Can the data below be set down again exactly, line for line?

## RECORDS FOR THIS TASK

+++++

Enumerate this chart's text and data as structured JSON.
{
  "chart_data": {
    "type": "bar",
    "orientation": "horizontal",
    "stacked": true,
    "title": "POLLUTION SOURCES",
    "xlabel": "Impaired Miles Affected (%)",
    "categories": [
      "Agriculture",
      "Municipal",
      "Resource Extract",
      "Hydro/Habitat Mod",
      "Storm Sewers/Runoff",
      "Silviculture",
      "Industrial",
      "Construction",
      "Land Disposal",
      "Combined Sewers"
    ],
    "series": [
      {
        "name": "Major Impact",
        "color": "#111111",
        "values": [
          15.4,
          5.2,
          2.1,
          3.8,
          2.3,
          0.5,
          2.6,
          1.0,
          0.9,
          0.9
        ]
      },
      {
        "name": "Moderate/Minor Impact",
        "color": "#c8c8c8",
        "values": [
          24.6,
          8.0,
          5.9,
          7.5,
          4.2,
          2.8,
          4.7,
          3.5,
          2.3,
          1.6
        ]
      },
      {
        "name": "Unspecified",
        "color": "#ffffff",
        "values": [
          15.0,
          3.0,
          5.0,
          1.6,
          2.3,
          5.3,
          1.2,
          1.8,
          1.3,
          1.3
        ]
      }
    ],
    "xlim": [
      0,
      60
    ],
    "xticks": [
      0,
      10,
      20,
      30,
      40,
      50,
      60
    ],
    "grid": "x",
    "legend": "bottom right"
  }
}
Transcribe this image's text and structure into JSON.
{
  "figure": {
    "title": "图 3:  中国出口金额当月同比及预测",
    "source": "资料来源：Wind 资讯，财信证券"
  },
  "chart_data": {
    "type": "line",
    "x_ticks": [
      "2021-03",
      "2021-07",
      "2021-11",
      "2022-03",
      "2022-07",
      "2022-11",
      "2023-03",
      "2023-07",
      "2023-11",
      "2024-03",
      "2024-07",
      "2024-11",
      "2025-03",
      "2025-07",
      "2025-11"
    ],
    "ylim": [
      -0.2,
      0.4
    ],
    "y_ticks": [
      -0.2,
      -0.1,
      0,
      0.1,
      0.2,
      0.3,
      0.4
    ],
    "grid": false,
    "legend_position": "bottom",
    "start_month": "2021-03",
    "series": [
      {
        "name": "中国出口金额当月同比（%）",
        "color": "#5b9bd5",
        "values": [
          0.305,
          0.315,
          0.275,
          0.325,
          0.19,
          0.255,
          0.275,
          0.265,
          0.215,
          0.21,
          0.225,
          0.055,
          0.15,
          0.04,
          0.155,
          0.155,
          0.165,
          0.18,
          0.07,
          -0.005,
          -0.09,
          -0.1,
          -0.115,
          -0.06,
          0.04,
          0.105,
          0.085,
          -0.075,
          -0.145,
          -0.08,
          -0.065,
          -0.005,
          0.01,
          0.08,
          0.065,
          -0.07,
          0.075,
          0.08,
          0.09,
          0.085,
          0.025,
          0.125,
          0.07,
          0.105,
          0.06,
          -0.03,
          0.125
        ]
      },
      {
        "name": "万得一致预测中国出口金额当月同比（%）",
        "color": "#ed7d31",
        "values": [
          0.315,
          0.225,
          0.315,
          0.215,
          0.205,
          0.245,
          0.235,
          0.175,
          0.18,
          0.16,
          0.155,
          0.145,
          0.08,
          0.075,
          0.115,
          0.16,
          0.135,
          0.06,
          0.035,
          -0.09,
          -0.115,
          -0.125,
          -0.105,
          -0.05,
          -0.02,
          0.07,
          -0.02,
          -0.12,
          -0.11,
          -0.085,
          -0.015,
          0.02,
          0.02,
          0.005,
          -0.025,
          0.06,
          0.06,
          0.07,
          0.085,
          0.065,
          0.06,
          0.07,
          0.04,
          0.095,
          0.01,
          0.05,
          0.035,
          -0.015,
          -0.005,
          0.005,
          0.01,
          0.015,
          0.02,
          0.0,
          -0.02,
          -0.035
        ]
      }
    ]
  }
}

+++++

## REPLY TO THE TASK
Enumerate this chart's text and data as structured JSON.
{
  "chart_data": {
    "type": "bar",
    "orientation": "horizontal",
    "stacked": true,
    "title": "POLLUTION SOURCES",
    "xlabel": "Impaired Miles Affected (%)",
    "categories": [
      "Agriculture",
      "Municipal",
      "Resource Extract",
      "Hydro/Habitat Mod",
      "Storm Sewers/Runoff",
      "Silviculture",
      "Industrial",
      "Construction",
      "Land Disposal",
      "Combined Sewers"
    ],
    "series": [
      {
        "name": "Major Impact",
        "color": "#111111",
        "values": [
          15.4,
          5.2,
          2.1,
          3.8,
          2.3,
          0.5,
          2.6,
          1.0,
          0.9,
          0.9
        ]
      },
      {
        "name": "Moderate/Minor Impact",
        "color": "#c8c8c8",
        "values": [
          24.6,
          8.0,
          5.9,
          7.5,
          4.2,
          2.8,
          4.7,
          3.5,
          2.3,
          1.6
        ]
      },
      {
        "name": "Unspecified",
        "color": "#ffffff",
        "values": [
          15.0,
          3.0,
          5.0,
          1.6,
          2.3,
          5.3,
          1.2,
          1.8,
          1.3,
          1.3
        ]
      }
    ],
    "xlim": [
      0,
      60
    ],
    "xticks": [
      0,
      10,
      20,
      30,
      40,
      50,
      60
    ],
    "grid": "x",
    "legend": "bottom right"
  }
}
Transcribe this image's text and structure into JSON.
{
  "figure": {
    "title": "图 3:  中国出口金额当月同比及预测",
    "source": "资料来源：Wind 资讯，财信证券"
  },
  "chart_data": {
    "type": "line",
    "x_ticks": [
      "2021-03",
      "2021-07",
      "2021-11",
      "2022-03",
      "2022-07",
      "2022-11",
      "2023-03",
      "2023-07",
      "2023-11",
      "2024-03",
      "2024-07",
      "2024-11",
      "2025-03",
      "2025-07",
      "2025-11"
    ],
    "ylim": [
      -0.2,
      0.4
    ],
    "y_ticks": [
      -0.2,
      -0.1,
      0,
      0.1,
      0.2,
      0.3,
      0.4
    ],
    "grid": false,
    "legend_position": "bottom",
    "start_month": "2021-03",
    "series": [
      {
        "name": "中国出口金额当月同比（%）",
        "color": "#5b9bd5",
        "values": [
          0.305,
          0.315,
          0.275,
          0.325,
          0.19,
          0.255,
          0.275,
          0.265,
          0.215,
          0.21,
          0.225,
          0.055,
          0.15,
          0.04,
          0.155,
          0.155,
          0.165,
          0.18,
          0.07,
          -0.005,
          -0.09,
          -0.1,
          -0.115,
          -0.06,
          0.04,
          0.105,
          0.085,
          -0.075,
          -0.145,
          -0.08,
          -0.065,
          -0.005,
          0.01,
          0.08,
          0.065,
          -0.07,
          0.075,
          0.08,
          0.09,
          0.085,
          0.025,
          0.125,
          0.07,
          0.105,
          0.06,
          -0.03,
          0.125
        ]
      },
      {
        "name": "万得一致预测中国出口金额当月同比（%）",
        "color": "#ed7d31",
        "values": [
          0.315,
          0.225,
          0.315,
          0.215,
          0.205,
          0.245,
          0.235,
          0.175,
          0.18,
          0.16,
          0.155,
          0.145,
          0.08,
          0.075,
          0.115,
          0.16,
          0.135,
          0.06,
          0.035,
          -0.09,
          -0.115,
          -0.125,
          -0.105,
          -0.05,
          -0.02,
          0.07,
          -0.02,
          -0.12,
          -0.11,
          -0.085,
          -0.015,
          0.02,
          0.02,
          0.005,
          -0.025,
          0.06,
          0.06,
          0.07,
          0.085,
          0.065,
          0.06,
          0.07,
          0.04,
          0.095,
          0.01,
          0.05,
          0.035,
          -0.015,
          -0.005,
          0.005,
          0.01,
          0.015,
          0.02,
          0.0,
          -0.02,
          -0.035
        ]
      }
    ]
  }
}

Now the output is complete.